=== EXERCISE INSTRUCTIONS ===
Copy out the following items exactly as they appear.

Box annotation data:
>> Start
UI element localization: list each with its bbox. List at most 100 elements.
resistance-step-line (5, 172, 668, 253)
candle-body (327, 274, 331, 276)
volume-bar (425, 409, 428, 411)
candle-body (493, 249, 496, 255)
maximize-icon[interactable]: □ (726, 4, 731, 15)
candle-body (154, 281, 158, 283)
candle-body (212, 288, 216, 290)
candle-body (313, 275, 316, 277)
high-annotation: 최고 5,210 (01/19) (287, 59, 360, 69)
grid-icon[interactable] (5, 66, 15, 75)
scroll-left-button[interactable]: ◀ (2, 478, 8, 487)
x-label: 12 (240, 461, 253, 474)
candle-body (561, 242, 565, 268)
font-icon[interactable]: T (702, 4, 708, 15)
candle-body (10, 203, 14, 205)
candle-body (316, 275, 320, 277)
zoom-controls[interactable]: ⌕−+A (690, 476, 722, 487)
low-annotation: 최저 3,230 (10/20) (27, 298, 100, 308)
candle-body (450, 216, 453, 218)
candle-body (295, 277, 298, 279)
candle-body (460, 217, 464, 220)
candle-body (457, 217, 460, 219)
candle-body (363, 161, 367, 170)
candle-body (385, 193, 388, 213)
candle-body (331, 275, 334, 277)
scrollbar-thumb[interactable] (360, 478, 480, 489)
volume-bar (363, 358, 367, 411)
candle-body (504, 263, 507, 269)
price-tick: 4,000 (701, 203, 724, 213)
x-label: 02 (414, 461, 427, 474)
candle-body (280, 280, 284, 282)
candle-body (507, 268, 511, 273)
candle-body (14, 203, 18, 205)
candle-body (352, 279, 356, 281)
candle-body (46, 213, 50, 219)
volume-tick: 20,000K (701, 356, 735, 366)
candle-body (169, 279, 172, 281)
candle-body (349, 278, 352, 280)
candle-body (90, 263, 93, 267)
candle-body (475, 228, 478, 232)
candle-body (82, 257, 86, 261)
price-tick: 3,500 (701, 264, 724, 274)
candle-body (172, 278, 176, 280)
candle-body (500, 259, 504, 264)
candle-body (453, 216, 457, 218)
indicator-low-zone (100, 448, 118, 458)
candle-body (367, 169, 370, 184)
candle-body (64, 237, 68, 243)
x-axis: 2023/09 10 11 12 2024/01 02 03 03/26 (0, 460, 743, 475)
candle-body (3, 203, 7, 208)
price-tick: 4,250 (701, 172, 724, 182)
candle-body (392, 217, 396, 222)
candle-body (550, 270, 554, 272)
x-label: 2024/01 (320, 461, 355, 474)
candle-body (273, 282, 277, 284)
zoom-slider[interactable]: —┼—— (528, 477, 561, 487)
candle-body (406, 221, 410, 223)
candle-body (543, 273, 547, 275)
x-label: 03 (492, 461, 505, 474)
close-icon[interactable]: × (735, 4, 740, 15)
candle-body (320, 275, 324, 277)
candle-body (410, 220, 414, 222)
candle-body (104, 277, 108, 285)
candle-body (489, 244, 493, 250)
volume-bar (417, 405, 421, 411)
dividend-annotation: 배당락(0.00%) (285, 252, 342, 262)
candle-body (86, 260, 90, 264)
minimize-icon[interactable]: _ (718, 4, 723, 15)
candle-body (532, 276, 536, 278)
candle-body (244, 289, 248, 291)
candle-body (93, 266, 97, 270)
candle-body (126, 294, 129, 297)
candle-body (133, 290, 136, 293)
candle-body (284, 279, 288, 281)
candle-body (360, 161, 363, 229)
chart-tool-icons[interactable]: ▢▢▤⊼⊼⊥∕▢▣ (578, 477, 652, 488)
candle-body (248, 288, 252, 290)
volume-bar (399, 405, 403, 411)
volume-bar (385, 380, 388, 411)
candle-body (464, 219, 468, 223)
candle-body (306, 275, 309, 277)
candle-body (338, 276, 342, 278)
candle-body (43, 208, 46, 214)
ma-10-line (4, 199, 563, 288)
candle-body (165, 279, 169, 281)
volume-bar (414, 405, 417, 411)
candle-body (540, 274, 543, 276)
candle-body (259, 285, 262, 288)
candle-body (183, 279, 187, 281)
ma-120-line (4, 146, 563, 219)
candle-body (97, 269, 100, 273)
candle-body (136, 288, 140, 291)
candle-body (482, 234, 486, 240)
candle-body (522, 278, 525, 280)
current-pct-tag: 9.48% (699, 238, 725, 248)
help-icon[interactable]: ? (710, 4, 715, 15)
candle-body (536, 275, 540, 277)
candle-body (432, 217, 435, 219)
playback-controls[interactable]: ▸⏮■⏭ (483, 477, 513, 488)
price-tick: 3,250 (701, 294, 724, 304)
>> End
=== WRITTEN ANSWER ===
UI element localization: list each with its bbox. List at most 100 elements.
resistance-step-line (5, 172, 668, 253)
candle-body (327, 274, 331, 276)
volume-bar (425, 409, 428, 411)
candle-body (493, 249, 496, 255)
maximize-icon[interactable]: □ (726, 4, 731, 15)
candle-body (154, 281, 158, 283)
candle-body (212, 288, 216, 290)
candle-body (313, 275, 316, 277)
high-annotation: 최고 5,210 (01/19) (287, 59, 360, 69)
grid-icon[interactable] (5, 66, 15, 75)
scroll-left-button[interactable]: ◀ (2, 478, 8, 487)
x-label: 12 (240, 461, 253, 474)
candle-body (561, 242, 565, 268)
font-icon[interactable]: T (702, 4, 708, 15)
candle-body (10, 203, 14, 205)
candle-body (316, 275, 320, 277)
zoom-controls[interactable]: ⌕−+A (690, 476, 722, 487)
low-annotation: 최저 3,230 (10/20) (27, 298, 100, 308)
candle-body (450, 216, 453, 218)
candle-body (295, 277, 298, 279)
candle-body (460, 217, 464, 220)
candle-body (457, 217, 460, 219)
candle-body (363, 161, 367, 170)
candle-body (385, 193, 388, 213)
candle-body (331, 275, 334, 277)
scrollbar-thumb[interactable] (360, 478, 480, 489)
volume-bar (363, 358, 367, 411)
candle-body (504, 263, 507, 269)
price-tick: 4,000 (701, 203, 724, 213)
x-label: 02 (414, 461, 427, 474)
candle-body (280, 280, 284, 282)
candle-body (507, 268, 511, 273)
candle-body (14, 203, 18, 205)
candle-body (352, 279, 356, 281)
candle-body (46, 213, 50, 219)
volume-tick: 20,000K (701, 356, 735, 366)
candle-body (169, 279, 172, 281)
candle-body (349, 278, 352, 280)
candle-body (90, 263, 93, 267)
candle-body (475, 228, 478, 232)
candle-body (82, 257, 86, 261)
price-tick: 3,500 (701, 264, 724, 274)
candle-body (172, 278, 176, 280)
candle-body (500, 259, 504, 264)
candle-body (453, 216, 457, 218)
indicator-low-zone (100, 448, 118, 458)
candle-body (367, 169, 370, 184)
candle-body (64, 237, 68, 243)
x-axis: 2023/09 10 11 12 2024/01 02 03 03/26 (0, 460, 743, 475)
candle-body (3, 203, 7, 208)
price-tick: 4,250 (701, 172, 724, 182)
candle-body (392, 217, 396, 222)
candle-body (550, 270, 554, 272)
x-label: 2024/01 (320, 461, 355, 474)
candle-body (273, 282, 277, 284)
zoom-slider[interactable]: —┼—— (528, 477, 561, 487)
candle-body (406, 221, 410, 223)
candle-body (543, 273, 547, 275)
x-label: 03 (492, 461, 505, 474)
close-icon[interactable]: × (735, 4, 740, 15)
candle-body (320, 275, 324, 277)
candle-body (410, 220, 414, 222)
candle-body (104, 277, 108, 285)
candle-body (489, 244, 493, 250)
volume-bar (417, 405, 421, 411)
dividend-annotation: 배당락(0.00%) (285, 252, 342, 262)
candle-body (86, 260, 90, 264)
minimize-icon[interactable]: _ (718, 4, 723, 15)
candle-body (532, 276, 536, 278)
candle-body (244, 289, 248, 291)
candle-body (93, 266, 97, 270)
candle-body (126, 294, 129, 297)
candle-body (133, 290, 136, 293)
candle-body (284, 279, 288, 281)
candle-body (360, 161, 363, 229)
chart-tool-icons[interactable]: ▢▢▤⊼⊼⊥∕▢▣ (578, 477, 652, 488)
candle-body (248, 288, 252, 290)
volume-bar (399, 405, 403, 411)
volume-bar (385, 380, 388, 411)
candle-body (464, 219, 468, 223)
candle-body (306, 275, 309, 277)
candle-body (338, 276, 342, 278)
candle-body (43, 208, 46, 214)
ma-10-line (4, 199, 563, 288)
candle-body (165, 279, 169, 281)
volume-bar (414, 405, 417, 411)
candle-body (540, 274, 543, 276)
candle-body (259, 285, 262, 288)
candle-body (183, 279, 187, 281)
ma-120-line (4, 146, 563, 219)
candle-body (97, 269, 100, 273)
candle-body (136, 288, 140, 291)
candle-body (482, 234, 486, 240)
candle-body (522, 278, 525, 280)
current-pct-tag: 9.48% (699, 238, 725, 248)
help-icon[interactable]: ? (710, 4, 715, 15)
candle-body (536, 275, 540, 277)
candle-body (432, 217, 435, 219)
playback-controls[interactable]: ▸⏮■⏭ (483, 477, 513, 488)
price-tick: 3,250 (701, 294, 724, 304)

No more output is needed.